▶ **Source records**:

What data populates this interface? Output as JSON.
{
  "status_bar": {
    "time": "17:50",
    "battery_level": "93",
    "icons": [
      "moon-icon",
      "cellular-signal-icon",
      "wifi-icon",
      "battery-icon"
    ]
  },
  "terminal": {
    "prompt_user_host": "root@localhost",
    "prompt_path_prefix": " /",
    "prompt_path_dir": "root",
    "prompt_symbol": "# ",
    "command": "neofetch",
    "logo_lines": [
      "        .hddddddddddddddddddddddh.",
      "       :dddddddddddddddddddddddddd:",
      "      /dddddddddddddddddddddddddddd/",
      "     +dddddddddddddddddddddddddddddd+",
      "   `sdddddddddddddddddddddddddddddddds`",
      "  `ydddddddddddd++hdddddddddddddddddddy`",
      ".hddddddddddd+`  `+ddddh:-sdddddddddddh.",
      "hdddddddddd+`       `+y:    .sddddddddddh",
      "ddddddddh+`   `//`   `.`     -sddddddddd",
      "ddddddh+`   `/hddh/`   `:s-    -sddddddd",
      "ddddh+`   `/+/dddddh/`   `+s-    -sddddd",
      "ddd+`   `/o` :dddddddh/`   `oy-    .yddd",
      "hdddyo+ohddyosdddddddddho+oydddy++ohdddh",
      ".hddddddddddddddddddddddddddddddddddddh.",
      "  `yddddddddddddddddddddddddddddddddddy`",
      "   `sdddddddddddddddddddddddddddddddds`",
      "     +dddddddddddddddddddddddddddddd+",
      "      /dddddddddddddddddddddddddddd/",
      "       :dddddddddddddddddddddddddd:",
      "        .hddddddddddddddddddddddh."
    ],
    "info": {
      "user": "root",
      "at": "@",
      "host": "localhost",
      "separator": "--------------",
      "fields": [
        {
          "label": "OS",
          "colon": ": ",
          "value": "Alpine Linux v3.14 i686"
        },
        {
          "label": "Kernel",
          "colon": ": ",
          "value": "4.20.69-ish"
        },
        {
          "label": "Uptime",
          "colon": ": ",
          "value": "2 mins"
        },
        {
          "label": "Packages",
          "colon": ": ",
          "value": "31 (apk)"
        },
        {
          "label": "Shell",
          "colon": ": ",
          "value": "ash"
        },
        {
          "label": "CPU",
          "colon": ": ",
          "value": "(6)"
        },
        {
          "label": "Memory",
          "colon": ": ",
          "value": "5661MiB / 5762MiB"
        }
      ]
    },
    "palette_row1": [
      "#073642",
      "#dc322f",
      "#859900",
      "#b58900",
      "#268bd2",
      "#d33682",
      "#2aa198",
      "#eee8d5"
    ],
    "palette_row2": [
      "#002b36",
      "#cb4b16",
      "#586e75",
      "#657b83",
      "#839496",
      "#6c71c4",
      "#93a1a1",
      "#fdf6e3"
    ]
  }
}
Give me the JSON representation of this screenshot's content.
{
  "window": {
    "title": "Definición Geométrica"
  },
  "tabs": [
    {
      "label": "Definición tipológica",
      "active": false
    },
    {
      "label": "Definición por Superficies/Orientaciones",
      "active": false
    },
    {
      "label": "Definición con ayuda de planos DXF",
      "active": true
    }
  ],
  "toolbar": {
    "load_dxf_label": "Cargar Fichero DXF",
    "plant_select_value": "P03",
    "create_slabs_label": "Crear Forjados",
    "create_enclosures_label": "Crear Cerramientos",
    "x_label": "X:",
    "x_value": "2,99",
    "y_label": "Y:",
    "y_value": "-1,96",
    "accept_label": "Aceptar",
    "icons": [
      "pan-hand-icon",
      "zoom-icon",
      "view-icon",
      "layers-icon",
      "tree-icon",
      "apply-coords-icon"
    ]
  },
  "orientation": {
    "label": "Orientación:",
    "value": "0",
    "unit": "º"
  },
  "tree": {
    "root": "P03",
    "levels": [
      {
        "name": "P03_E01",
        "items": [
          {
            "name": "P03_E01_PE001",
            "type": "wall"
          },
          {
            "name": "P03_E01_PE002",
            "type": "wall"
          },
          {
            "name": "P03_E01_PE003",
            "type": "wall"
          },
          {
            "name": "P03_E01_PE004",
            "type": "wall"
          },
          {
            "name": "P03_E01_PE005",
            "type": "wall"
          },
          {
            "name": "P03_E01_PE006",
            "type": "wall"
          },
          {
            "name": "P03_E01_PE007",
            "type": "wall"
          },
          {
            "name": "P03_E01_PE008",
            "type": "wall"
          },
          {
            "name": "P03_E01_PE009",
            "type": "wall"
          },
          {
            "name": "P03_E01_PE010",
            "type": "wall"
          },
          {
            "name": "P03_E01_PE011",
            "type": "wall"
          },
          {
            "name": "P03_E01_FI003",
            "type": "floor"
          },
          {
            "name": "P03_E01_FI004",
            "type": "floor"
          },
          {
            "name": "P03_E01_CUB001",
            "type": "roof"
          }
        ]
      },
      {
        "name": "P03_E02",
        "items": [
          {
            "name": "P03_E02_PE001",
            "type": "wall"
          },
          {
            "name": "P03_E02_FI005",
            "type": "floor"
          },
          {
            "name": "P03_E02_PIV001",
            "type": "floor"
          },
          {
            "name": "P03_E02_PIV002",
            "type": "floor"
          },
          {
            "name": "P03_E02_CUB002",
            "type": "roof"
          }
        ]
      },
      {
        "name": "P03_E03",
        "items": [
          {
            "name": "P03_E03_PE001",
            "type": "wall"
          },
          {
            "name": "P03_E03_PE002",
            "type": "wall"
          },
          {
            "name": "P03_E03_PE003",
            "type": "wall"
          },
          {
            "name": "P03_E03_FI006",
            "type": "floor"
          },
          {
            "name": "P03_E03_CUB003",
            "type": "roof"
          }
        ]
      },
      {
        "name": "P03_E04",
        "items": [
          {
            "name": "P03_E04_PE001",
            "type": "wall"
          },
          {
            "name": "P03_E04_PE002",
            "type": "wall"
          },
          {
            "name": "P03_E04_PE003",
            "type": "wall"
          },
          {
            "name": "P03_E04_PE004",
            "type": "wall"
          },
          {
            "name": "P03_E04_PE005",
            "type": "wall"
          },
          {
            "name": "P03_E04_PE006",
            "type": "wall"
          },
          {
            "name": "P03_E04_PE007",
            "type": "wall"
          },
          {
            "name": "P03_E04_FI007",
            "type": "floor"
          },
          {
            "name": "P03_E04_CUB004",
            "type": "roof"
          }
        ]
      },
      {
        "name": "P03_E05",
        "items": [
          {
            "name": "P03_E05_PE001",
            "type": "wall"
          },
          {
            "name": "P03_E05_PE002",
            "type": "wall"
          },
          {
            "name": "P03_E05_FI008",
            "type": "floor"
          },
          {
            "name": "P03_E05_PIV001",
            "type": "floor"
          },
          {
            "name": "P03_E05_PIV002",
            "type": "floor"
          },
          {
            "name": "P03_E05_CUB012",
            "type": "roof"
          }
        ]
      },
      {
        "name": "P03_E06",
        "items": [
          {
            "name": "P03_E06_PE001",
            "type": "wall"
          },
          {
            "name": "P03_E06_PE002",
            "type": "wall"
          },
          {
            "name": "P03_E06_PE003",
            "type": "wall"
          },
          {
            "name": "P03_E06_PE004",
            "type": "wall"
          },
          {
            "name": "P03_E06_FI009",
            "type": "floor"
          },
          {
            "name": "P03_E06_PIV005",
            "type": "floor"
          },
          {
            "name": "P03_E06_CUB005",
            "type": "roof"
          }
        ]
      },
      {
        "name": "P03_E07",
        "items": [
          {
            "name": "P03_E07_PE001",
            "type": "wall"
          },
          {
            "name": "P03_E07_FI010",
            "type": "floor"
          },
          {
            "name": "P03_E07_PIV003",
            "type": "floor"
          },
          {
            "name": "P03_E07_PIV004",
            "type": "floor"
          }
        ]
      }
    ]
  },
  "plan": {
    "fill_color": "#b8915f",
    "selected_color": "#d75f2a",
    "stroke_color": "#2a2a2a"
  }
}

▶ **Short problem**:
Please reproduce each record precisely as written.

▶ **Answer to this problem**:
What data populates this interface? Output as JSON.
{
  "status_bar": {
    "time": "17:50",
    "battery_level": "93",
    "icons": [
      "moon-icon",
      "cellular-signal-icon",
      "wifi-icon",
      "battery-icon"
    ]
  },
  "terminal": {
    "prompt_user_host": "root@localhost",
    "prompt_path_prefix": " /",
    "prompt_path_dir": "root",
    "prompt_symbol": "# ",
    "command": "neofetch",
    "logo_lines": [
      "        .hddddddddddddddddddddddh.",
      "       :dddddddddddddddddddddddddd:",
      "      /dddddddddddddddddddddddddddd/",
      "     +dddddddddddddddddddddddddddddd+",
      "   `sdddddddddddddddddddddddddddddddds`",
      "  `ydddddddddddd++hdddddddddddddddddddy`",
      ".hddddddddddd+`  `+ddddh:-sdddddddddddh.",
      "hdddddddddd+`       `+y:    .sddddddddddh",
      "ddddddddh+`   `//`   `.`     -sddddddddd",
      "ddddddh+`   `/hddh/`   `:s-    -sddddddd",
      "ddddh+`   `/+/dddddh/`   `+s-    -sddddd",
      "ddd+`   `/o` :dddddddh/`   `oy-    .yddd",
      "hdddyo+ohddyosdddddddddho+oydddy++ohdddh",
      ".hddddddddddddddddddddddddddddddddddddh.",
      "  `yddddddddddddddddddddddddddddddddddy`",
      "   `sdddddddddddddddddddddddddddddddds`",
      "     +dddddddddddddddddddddddddddddd+",
      "      /dddddddddddddddddddddddddddd/",
      "       :dddddddddddddddddddddddddd:",
      "        .hddddddddddddddddddddddh."
    ],
    "info": {
      "user": "root",
      "at": "@",
      "host": "localhost",
      "separator": "--------------",
      "fields": [
        {
          "label": "OS",
          "colon": ": ",
          "value": "Alpine Linux v3.14 i686"
        },
        {
          "label": "Kernel",
          "colon": ": ",
          "value": "4.20.69-ish"
        },
        {
          "label": "Uptime",
          "colon": ": ",
          "value": "2 mins"
        },
        {
          "label": "Packages",
          "colon": ": ",
          "value": "31 (apk)"
        },
        {
          "label": "Shell",
          "colon": ": ",
          "value": "ash"
        },
        {
          "label": "CPU",
          "colon": ": ",
          "value": "(6)"
        },
        {
          "label": "Memory",
          "colon": ": ",
          "value": "5661MiB / 5762MiB"
        }
      ]
    },
    "palette_row1": [
      "#073642",
      "#dc322f",
      "#859900",
      "#b58900",
      "#268bd2",
      "#d33682",
      "#2aa198",
      "#eee8d5"
    ],
    "palette_row2": [
      "#002b36",
      "#cb4b16",
      "#586e75",
      "#657b83",
      "#839496",
      "#6c71c4",
      "#93a1a1",
      "#fdf6e3"
    ]
  }
}
Give me the JSON representation of this screenshot's content.
{
  "window": {
    "title": "Definición Geométrica"
  },
  "tabs": [
    {
      "label": "Definición tipológica",
      "active": false
    },
    {
      "label": "Definición por Superficies/Orientaciones",
      "active": false
    },
    {
      "label": "Definición con ayuda de planos DXF",
      "active": true
    }
  ],
  "toolbar": {
    "load_dxf_label": "Cargar Fichero DXF",
    "plant_select_value": "P03",
    "create_slabs_label": "Crear Forjados",
    "create_enclosures_label": "Crear Cerramientos",
    "x_label": "X:",
    "x_value": "2,99",
    "y_label": "Y:",
    "y_value": "-1,96",
    "accept_label": "Aceptar",
    "icons": [
      "pan-hand-icon",
      "zoom-icon",
      "view-icon",
      "layers-icon",
      "tree-icon",
      "apply-coords-icon"
    ]
  },
  "orientation": {
    "label": "Orientación:",
    "value": "0",
    "unit": "º"
  },
  "tree": {
    "root": "P03",
    "levels": [
      {
        "name": "P03_E01",
        "items": [
          {
            "name": "P03_E01_PE001",
            "type": "wall"
          },
          {
            "name": "P03_E01_PE002",
            "type": "wall"
          },
          {
            "name": "P03_E01_PE003",
            "type": "wall"
          },
          {
            "name": "P03_E01_PE004",
            "type": "wall"
          },
          {
            "name": "P03_E01_PE005",
            "type": "wall"
          },
          {
            "name": "P03_E01_PE006",
            "type": "wall"
          },
          {
            "name": "P03_E01_PE007",
            "type": "wall"
          },
          {
            "name": "P03_E01_PE008",
            "type": "wall"
          },
          {
            "name": "P03_E01_PE009",
            "type": "wall"
          },
          {
            "name": "P03_E01_PE010",
            "type": "wall"
          },
          {
            "name": "P03_E01_PE011",
            "type": "wall"
          },
          {
            "name": "P03_E01_FI003",
            "type": "floor"
          },
          {
            "name": "P03_E01_FI004",
            "type": "floor"
          },
          {
            "name": "P03_E01_CUB001",
            "type": "roof"
          }
        ]
      },
      {
        "name": "P03_E02",
        "items": [
          {
            "name": "P03_E02_PE001",
            "type": "wall"
          },
          {
            "name": "P03_E02_FI005",
            "type": "floor"
          },
          {
            "name": "P03_E02_PIV001",
            "type": "floor"
          },
          {
            "name": "P03_E02_PIV002",
            "type": "floor"
          },
          {
            "name": "P03_E02_CUB002",
            "type": "roof"
          }
        ]
      },
      {
        "name": "P03_E03",
        "items": [
          {
            "name": "P03_E03_PE001",
            "type": "wall"
          },
          {
            "name": "P03_E03_PE002",
            "type": "wall"
          },
          {
            "name": "P03_E03_PE003",
            "type": "wall"
          },
          {
            "name": "P03_E03_FI006",
            "type": "floor"
          },
          {
            "name": "P03_E03_CUB003",
            "type": "roof"
          }
        ]
      },
      {
        "name": "P03_E04",
        "items": [
          {
            "name": "P03_E04_PE001",
            "type": "wall"
          },
          {
            "name": "P03_E04_PE002",
            "type": "wall"
          },
          {
            "name": "P03_E04_PE003",
            "type": "wall"
          },
          {
            "name": "P03_E04_PE004",
            "type": "wall"
          },
          {
            "name": "P03_E04_PE005",
            "type": "wall"
          },
          {
            "name": "P03_E04_PE006",
            "type": "wall"
          },
          {
            "name": "P03_E04_PE007",
            "type": "wall"
          },
          {
            "name": "P03_E04_FI007",
            "type": "floor"
          },
          {
            "name": "P03_E04_CUB004",
            "type": "roof"
          }
        ]
      },
      {
        "name": "P03_E05",
        "items": [
          {
            "name": "P03_E05_PE001",
            "type": "wall"
          },
          {
            "name": "P03_E05_PE002",
            "type": "wall"
          },
          {
            "name": "P03_E05_FI008",
            "type": "floor"
          },
          {
            "name": "P03_E05_PIV001",
            "type": "floor"
          },
          {
            "name": "P03_E05_PIV002",
            "type": "floor"
          },
          {
            "name": "P03_E05_CUB012",
            "type": "roof"
          }
        ]
      },
      {
        "name": "P03_E06",
        "items": [
          {
            "name": "P03_E06_PE001",
            "type": "wall"
          },
          {
            "name": "P03_E06_PE002",
            "type": "wall"
          },
          {
            "name": "P03_E06_PE003",
            "type": "wall"
          },
          {
            "name": "P03_E06_PE004",
            "type": "wall"
          },
          {
            "name": "P03_E06_FI009",
            "type": "floor"
          },
          {
            "name": "P03_E06_PIV005",
            "type": "floor"
          },
          {
            "name": "P03_E06_CUB005",
            "type": "roof"
          }
        ]
      },
      {
        "name": "P03_E07",
        "items": [
          {
            "name": "P03_E07_PE001",
            "type": "wall"
          },
          {
            "name": "P03_E07_FI010",
            "type": "floor"
          },
          {
            "name": "P03_E07_PIV003",
            "type": "floor"
          },
          {
            "name": "P03_E07_PIV004",
            "type": "floor"
          }
        ]
      }
    ]
  },
  "plan": {
    "fill_color": "#b8915f",
    "selected_color": "#d75f2a",
    "stroke_color": "#2a2a2a"
  }
}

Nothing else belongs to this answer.